:: INPUT DATA

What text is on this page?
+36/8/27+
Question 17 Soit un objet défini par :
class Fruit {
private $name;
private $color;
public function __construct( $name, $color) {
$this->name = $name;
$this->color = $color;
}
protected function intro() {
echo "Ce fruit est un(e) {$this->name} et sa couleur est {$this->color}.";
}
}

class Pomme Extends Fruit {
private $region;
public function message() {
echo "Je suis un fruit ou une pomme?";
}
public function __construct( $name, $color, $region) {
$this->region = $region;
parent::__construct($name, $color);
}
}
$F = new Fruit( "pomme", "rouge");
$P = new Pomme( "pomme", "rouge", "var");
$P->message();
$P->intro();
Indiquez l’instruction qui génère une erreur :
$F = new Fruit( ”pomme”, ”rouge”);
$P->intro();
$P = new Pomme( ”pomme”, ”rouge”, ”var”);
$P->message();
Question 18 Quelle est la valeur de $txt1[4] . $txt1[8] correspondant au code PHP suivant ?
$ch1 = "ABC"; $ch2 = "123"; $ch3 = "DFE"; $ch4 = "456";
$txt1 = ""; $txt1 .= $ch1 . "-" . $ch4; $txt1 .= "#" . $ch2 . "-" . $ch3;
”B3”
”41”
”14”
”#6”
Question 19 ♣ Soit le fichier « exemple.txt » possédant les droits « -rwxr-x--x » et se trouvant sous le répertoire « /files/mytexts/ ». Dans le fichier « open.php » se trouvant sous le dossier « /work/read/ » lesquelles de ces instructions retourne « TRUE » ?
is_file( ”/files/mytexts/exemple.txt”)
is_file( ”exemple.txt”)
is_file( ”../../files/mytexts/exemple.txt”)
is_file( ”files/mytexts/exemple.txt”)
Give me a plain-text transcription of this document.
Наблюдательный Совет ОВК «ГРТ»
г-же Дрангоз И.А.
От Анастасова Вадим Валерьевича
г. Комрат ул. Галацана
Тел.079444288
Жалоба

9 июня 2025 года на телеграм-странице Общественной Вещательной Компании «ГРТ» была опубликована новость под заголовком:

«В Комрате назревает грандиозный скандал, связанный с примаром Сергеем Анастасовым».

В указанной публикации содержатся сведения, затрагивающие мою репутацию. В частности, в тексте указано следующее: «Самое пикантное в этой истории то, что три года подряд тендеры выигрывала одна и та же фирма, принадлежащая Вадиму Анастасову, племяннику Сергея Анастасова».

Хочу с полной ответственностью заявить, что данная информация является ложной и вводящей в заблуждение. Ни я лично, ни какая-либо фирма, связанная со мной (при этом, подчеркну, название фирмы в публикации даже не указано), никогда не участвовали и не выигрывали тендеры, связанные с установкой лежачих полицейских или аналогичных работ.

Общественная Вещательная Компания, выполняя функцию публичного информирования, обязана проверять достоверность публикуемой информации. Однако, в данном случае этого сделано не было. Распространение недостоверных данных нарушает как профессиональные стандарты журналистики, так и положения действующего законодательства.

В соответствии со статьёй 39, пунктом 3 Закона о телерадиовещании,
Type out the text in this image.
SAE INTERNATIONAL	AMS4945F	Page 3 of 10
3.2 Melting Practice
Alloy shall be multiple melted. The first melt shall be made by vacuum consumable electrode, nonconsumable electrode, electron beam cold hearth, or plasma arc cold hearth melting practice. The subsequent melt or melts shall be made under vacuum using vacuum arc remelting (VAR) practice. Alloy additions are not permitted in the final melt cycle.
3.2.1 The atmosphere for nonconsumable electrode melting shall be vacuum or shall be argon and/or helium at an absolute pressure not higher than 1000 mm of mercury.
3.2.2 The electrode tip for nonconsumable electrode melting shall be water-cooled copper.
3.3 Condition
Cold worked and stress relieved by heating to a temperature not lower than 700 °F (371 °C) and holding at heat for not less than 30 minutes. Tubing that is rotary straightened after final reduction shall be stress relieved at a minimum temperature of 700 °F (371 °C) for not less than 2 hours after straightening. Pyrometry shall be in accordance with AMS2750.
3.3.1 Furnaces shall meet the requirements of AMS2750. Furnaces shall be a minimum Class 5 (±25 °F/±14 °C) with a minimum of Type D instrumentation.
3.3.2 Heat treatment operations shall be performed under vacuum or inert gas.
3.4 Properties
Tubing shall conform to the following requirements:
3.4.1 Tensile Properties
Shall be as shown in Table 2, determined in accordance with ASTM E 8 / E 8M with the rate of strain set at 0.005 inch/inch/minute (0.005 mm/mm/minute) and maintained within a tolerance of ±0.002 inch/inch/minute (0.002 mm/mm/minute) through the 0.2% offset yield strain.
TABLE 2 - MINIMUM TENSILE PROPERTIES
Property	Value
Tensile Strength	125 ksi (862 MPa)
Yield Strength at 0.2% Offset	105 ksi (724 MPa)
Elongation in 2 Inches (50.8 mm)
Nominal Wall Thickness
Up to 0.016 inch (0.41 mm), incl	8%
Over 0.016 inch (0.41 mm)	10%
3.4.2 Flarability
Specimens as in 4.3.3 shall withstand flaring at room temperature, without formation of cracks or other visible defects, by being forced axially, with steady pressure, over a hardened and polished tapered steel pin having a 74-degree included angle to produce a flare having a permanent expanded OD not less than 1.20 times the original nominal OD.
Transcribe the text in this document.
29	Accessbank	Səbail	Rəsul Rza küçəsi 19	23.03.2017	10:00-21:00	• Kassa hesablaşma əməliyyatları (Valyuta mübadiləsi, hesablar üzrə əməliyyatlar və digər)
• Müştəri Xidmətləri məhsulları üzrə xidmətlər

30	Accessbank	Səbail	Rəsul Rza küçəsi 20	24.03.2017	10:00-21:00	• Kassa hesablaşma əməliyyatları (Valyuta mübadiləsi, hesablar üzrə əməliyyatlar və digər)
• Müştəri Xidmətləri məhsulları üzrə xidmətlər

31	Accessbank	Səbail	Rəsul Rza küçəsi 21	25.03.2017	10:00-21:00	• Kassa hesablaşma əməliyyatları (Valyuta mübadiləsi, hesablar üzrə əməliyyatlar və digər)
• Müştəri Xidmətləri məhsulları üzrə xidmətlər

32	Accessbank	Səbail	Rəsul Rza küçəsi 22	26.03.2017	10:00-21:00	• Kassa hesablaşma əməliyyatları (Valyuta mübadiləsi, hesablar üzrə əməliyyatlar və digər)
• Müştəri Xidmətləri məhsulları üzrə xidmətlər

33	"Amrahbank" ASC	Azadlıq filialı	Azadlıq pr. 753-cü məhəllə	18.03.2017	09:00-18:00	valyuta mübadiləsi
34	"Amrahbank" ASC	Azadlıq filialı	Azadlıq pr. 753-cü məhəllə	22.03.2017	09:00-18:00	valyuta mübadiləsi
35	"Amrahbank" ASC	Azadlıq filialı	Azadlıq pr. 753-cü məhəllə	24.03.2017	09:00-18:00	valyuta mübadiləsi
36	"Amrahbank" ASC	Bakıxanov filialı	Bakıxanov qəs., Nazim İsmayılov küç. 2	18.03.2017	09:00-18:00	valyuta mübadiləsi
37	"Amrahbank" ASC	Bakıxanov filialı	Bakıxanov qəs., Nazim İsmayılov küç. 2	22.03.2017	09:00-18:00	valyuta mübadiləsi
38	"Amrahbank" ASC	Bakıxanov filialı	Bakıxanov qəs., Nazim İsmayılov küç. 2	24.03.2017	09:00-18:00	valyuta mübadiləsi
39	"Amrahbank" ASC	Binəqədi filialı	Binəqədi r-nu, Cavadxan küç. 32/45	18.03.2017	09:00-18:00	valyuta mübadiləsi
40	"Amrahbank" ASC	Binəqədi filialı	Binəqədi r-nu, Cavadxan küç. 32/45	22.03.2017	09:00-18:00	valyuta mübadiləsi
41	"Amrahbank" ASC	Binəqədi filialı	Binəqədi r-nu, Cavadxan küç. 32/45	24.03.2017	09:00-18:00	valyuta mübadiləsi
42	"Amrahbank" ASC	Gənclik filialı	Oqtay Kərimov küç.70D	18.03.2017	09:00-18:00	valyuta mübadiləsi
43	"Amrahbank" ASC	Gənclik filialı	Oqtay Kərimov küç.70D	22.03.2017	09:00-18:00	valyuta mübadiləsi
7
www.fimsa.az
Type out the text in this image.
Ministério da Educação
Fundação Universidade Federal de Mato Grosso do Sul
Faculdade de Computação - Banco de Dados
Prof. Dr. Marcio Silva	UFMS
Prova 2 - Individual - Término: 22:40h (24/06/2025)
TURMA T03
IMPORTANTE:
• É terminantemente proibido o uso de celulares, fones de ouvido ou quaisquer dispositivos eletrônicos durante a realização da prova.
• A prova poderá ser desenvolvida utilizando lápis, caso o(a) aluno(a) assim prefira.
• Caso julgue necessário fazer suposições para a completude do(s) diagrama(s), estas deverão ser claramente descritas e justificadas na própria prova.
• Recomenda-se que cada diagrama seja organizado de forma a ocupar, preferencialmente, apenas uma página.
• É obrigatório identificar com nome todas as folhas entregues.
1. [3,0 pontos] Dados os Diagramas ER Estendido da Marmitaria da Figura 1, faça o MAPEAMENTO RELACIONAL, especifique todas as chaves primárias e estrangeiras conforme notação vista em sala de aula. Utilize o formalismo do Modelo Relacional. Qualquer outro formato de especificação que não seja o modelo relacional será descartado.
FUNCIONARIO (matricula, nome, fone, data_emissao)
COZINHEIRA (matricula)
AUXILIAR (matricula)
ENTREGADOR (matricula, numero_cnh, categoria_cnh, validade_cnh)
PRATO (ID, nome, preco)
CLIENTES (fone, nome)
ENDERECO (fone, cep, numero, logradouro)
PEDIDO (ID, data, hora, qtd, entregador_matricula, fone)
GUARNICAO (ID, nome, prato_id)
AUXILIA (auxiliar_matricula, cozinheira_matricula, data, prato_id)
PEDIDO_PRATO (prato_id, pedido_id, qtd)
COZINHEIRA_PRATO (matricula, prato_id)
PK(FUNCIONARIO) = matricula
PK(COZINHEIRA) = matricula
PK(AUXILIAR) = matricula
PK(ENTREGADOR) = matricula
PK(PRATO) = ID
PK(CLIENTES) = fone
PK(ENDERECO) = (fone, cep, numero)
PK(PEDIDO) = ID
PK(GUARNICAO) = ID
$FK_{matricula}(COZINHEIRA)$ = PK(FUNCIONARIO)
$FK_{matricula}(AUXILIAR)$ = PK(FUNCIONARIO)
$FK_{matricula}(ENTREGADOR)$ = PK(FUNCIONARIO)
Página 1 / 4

::::

Copy out each line of the material that holds the word "Soit".

- _THE SOLUTION_
Question 17 Soit un objet défini par :
Question 19 ♣ Soit le fichier « exemple.txt » possédant les droits « -rwxr-x--x » et se trouvant sous le répertoire « /files/mytexts/ ». Dans le fichier « open.php » se trouvant sous le dossier « /work/read/ » lesquelles de ces instructions retourne « TRUE » ?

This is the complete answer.